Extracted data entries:
+--

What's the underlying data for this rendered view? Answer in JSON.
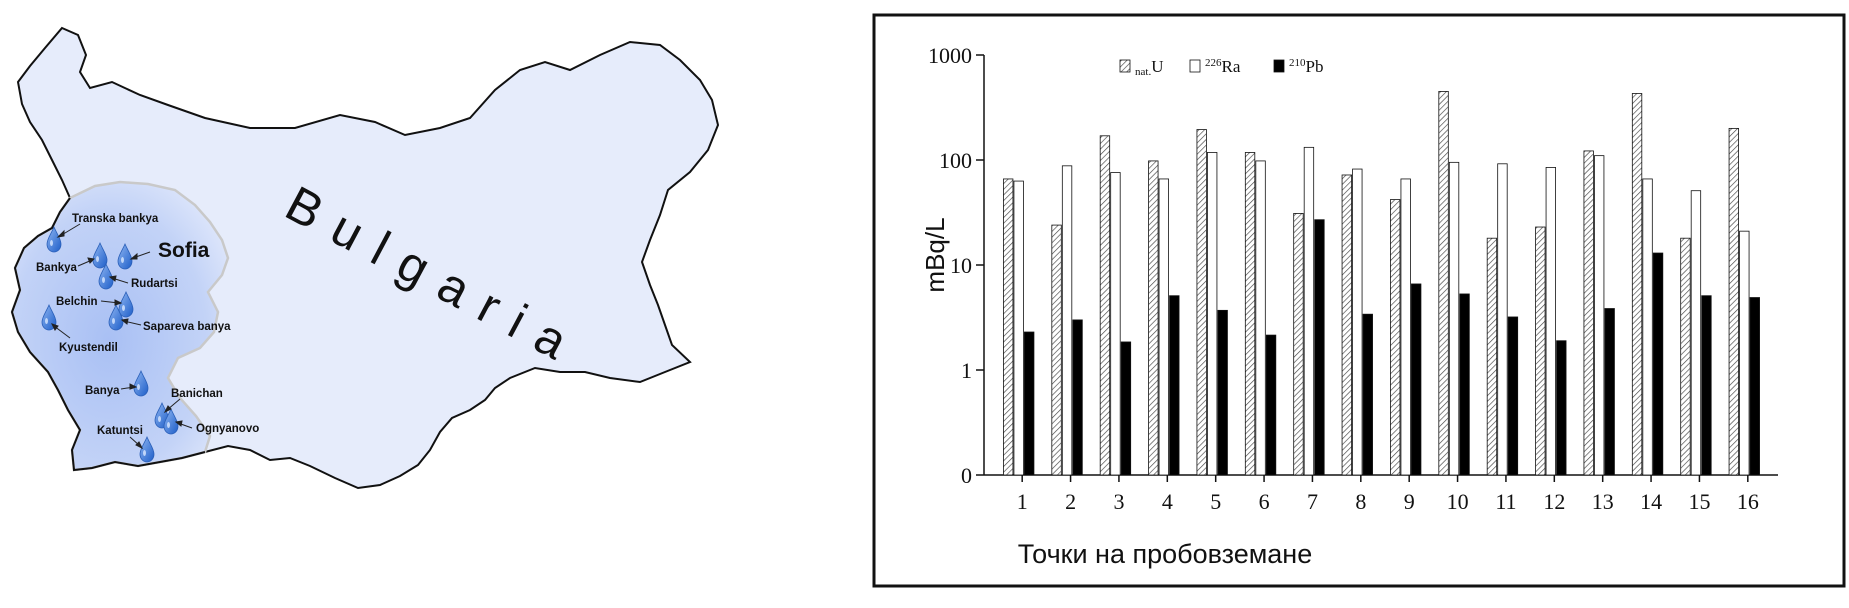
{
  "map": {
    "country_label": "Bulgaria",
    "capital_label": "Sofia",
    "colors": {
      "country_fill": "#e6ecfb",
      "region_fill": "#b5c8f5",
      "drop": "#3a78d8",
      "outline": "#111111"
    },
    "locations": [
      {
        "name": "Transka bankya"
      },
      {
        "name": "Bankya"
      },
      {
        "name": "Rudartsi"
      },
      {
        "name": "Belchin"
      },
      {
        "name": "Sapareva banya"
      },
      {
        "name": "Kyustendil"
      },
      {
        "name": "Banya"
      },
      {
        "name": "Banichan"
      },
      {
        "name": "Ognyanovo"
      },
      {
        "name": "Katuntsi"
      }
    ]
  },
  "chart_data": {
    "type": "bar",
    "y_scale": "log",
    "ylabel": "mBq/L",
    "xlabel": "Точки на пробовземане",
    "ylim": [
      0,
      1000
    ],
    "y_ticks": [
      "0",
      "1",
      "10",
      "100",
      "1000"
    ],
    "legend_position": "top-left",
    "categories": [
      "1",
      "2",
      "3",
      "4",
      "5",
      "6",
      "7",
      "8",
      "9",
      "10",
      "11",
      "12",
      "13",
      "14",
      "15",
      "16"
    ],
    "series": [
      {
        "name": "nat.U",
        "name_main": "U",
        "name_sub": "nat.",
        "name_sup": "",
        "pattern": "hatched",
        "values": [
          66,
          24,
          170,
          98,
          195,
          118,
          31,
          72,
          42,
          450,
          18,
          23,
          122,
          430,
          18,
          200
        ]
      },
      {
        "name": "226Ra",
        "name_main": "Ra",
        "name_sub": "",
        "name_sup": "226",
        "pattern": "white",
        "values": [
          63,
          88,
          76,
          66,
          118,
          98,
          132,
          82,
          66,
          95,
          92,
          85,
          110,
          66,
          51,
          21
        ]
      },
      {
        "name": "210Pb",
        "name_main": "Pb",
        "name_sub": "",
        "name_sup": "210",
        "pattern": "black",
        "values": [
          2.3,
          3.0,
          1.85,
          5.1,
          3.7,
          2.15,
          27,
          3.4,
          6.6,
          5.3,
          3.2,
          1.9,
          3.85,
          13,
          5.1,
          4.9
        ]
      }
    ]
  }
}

+--

Reproduce all entries without any change, and omit the pictures.

Solution:
What's the underlying data for this rendered view? Answer in JSON.
{
  "map": {
    "country_label": "Bulgaria",
    "capital_label": "Sofia",
    "colors": {
      "country_fill": "#e6ecfb",
      "region_fill": "#b5c8f5",
      "drop": "#3a78d8",
      "outline": "#111111"
    },
    "locations": [
      {
        "name": "Transka bankya"
      },
      {
        "name": "Bankya"
      },
      {
        "name": "Rudartsi"
      },
      {
        "name": "Belchin"
      },
      {
        "name": "Sapareva banya"
      },
      {
        "name": "Kyustendil"
      },
      {
        "name": "Banya"
      },
      {
        "name": "Banichan"
      },
      {
        "name": "Ognyanovo"
      },
      {
        "name": "Katuntsi"
      }
    ]
  },
  "chart_data": {
    "type": "bar",
    "y_scale": "log",
    "ylabel": "mBq/L",
    "xlabel": "Точки на пробовземане",
    "ylim": [
      0,
      1000
    ],
    "y_ticks": [
      "0",
      "1",
      "10",
      "100",
      "1000"
    ],
    "legend_position": "top-left",
    "categories": [
      "1",
      "2",
      "3",
      "4",
      "5",
      "6",
      "7",
      "8",
      "9",
      "10",
      "11",
      "12",
      "13",
      "14",
      "15",
      "16"
    ],
    "series": [
      {
        "name": "nat.U",
        "name_main": "U",
        "name_sub": "nat.",
        "name_sup": "",
        "pattern": "hatched",
        "values": [
          66,
          24,
          170,
          98,
          195,
          118,
          31,
          72,
          42,
          450,
          18,
          23,
          122,
          430,
          18,
          200
        ]
      },
      {
        "name": "226Ra",
        "name_main": "Ra",
        "name_sub": "",
        "name_sup": "226",
        "pattern": "white",
        "values": [
          63,
          88,
          76,
          66,
          118,
          98,
          132,
          82,
          66,
          95,
          92,
          85,
          110,
          66,
          51,
          21
        ]
      },
      {
        "name": "210Pb",
        "name_main": "Pb",
        "name_sub": "",
        "name_sup": "210",
        "pattern": "black",
        "values": [
          2.3,
          3.0,
          1.85,
          5.1,
          3.7,
          2.15,
          27,
          3.4,
          6.6,
          5.3,
          3.2,
          1.9,
          3.85,
          13,
          5.1,
          4.9
        ]
      }
    ]
  }
}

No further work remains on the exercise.